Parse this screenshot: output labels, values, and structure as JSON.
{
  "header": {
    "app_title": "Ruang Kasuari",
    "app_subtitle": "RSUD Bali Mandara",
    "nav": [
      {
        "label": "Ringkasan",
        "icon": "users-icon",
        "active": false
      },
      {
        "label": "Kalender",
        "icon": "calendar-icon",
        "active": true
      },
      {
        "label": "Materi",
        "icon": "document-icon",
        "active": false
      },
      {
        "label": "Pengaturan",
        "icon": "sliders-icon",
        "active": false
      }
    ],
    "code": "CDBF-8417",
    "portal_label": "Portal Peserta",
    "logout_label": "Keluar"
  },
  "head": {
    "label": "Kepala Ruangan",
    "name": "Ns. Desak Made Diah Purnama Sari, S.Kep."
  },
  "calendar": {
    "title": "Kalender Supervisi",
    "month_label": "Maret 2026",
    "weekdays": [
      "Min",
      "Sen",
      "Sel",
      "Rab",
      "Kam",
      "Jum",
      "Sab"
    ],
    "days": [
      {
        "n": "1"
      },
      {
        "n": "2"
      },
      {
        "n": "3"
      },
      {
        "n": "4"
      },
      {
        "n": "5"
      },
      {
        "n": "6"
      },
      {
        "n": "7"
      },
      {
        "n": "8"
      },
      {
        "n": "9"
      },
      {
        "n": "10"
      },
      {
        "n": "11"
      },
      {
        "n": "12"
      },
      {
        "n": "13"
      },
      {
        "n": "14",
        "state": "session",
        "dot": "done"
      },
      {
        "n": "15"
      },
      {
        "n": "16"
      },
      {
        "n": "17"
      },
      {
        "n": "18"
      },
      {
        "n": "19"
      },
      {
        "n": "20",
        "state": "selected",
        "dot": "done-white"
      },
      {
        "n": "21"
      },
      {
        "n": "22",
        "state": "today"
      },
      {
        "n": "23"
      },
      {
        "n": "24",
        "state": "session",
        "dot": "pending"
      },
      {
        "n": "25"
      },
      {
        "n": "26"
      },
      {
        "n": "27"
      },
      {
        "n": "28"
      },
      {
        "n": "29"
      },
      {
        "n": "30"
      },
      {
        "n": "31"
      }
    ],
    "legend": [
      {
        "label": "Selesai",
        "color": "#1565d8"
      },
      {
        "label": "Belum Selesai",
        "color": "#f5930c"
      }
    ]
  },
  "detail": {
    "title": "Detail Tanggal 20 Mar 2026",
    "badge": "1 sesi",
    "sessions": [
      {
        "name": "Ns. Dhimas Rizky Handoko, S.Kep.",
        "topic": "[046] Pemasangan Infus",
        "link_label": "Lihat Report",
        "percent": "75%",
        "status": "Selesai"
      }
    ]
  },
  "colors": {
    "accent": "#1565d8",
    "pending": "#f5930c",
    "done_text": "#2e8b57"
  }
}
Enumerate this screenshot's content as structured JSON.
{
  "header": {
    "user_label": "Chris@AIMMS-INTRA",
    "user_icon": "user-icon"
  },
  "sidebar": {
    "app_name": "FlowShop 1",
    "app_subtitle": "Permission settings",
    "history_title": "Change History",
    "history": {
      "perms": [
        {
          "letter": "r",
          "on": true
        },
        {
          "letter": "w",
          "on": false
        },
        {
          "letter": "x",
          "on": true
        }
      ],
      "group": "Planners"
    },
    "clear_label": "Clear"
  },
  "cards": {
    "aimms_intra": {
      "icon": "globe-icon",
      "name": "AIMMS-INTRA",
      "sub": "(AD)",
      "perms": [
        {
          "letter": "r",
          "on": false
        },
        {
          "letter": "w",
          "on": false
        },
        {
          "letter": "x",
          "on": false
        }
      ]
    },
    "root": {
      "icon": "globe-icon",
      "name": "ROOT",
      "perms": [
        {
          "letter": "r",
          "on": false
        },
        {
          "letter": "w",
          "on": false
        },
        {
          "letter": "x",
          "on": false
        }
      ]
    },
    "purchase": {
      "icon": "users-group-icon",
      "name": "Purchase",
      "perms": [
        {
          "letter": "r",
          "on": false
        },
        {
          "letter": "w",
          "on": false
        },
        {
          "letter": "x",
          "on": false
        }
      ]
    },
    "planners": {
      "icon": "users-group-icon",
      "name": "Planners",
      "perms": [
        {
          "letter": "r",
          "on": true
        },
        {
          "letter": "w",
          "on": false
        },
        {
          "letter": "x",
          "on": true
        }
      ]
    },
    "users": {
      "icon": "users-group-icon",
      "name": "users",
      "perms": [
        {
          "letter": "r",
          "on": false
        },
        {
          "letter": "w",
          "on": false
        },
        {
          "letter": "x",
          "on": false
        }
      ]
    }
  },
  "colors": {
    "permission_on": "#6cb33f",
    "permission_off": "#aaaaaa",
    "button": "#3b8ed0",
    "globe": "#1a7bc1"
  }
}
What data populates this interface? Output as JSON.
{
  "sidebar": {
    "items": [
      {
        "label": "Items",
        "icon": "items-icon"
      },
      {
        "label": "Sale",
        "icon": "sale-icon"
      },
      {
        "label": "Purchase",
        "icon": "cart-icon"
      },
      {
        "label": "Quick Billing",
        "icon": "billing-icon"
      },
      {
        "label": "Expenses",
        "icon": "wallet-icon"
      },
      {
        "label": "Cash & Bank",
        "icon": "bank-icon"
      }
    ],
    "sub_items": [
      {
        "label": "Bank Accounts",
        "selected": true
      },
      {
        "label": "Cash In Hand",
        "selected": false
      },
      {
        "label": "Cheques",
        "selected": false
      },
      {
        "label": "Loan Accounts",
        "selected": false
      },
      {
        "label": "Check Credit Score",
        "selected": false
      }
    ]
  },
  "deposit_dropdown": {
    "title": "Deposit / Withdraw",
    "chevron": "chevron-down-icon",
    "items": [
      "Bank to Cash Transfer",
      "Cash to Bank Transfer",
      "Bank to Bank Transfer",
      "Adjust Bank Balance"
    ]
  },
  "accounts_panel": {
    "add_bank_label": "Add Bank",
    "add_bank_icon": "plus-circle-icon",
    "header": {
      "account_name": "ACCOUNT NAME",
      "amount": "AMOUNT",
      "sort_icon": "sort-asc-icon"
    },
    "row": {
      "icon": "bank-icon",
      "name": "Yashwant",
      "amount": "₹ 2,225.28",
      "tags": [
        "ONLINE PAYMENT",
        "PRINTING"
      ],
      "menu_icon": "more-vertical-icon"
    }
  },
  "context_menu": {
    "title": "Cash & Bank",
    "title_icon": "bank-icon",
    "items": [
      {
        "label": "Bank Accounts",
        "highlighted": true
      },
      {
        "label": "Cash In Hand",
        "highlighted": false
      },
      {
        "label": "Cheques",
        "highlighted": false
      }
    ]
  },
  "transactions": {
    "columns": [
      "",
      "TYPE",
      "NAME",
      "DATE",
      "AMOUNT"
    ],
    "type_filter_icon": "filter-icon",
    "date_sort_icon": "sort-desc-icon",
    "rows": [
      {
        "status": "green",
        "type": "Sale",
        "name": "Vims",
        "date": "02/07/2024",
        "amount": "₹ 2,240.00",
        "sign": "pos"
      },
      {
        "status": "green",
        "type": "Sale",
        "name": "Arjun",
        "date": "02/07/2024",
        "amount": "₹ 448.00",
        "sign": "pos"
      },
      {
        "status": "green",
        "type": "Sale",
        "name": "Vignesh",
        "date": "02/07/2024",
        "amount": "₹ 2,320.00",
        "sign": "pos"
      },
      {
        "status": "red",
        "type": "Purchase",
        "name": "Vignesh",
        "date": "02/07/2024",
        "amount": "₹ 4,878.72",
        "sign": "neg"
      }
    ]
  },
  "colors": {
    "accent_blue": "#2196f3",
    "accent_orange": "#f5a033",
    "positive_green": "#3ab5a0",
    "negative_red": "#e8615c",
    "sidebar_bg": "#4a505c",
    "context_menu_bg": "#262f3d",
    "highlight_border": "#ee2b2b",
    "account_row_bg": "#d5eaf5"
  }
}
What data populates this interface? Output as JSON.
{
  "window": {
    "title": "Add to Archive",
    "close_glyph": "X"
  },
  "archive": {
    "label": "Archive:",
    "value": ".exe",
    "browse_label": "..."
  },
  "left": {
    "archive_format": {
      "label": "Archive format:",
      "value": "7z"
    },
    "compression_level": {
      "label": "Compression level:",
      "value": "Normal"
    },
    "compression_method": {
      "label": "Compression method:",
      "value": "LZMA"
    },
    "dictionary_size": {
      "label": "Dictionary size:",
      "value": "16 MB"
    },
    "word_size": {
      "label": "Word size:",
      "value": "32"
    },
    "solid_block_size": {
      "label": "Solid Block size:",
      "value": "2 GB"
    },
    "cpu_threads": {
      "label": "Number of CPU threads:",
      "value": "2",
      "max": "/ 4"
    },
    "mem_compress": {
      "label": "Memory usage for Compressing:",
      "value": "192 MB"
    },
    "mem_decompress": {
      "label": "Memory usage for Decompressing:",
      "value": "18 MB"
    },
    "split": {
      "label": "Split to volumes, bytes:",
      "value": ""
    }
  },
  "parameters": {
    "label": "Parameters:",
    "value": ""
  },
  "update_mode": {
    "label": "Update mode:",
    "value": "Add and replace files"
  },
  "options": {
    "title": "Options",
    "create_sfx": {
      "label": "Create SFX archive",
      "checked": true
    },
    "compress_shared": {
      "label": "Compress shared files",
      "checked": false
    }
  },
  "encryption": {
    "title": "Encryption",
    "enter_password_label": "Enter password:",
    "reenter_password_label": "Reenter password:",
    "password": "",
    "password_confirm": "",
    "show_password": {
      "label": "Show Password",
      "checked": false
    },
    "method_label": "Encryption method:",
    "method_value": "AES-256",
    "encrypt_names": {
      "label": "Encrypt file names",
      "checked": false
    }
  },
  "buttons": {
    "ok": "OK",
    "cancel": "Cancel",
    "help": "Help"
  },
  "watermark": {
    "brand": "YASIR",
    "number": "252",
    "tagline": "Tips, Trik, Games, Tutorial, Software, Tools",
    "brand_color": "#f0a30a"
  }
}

◇ ◇ ◇ ◇ ◇

[CHALLENGE]
Copy each line containing the word "sort" from the data.

[THE RESPONSE]
      "sort_icon": "sort-asc-icon"
    "date_sort_icon": "sort-desc-icon",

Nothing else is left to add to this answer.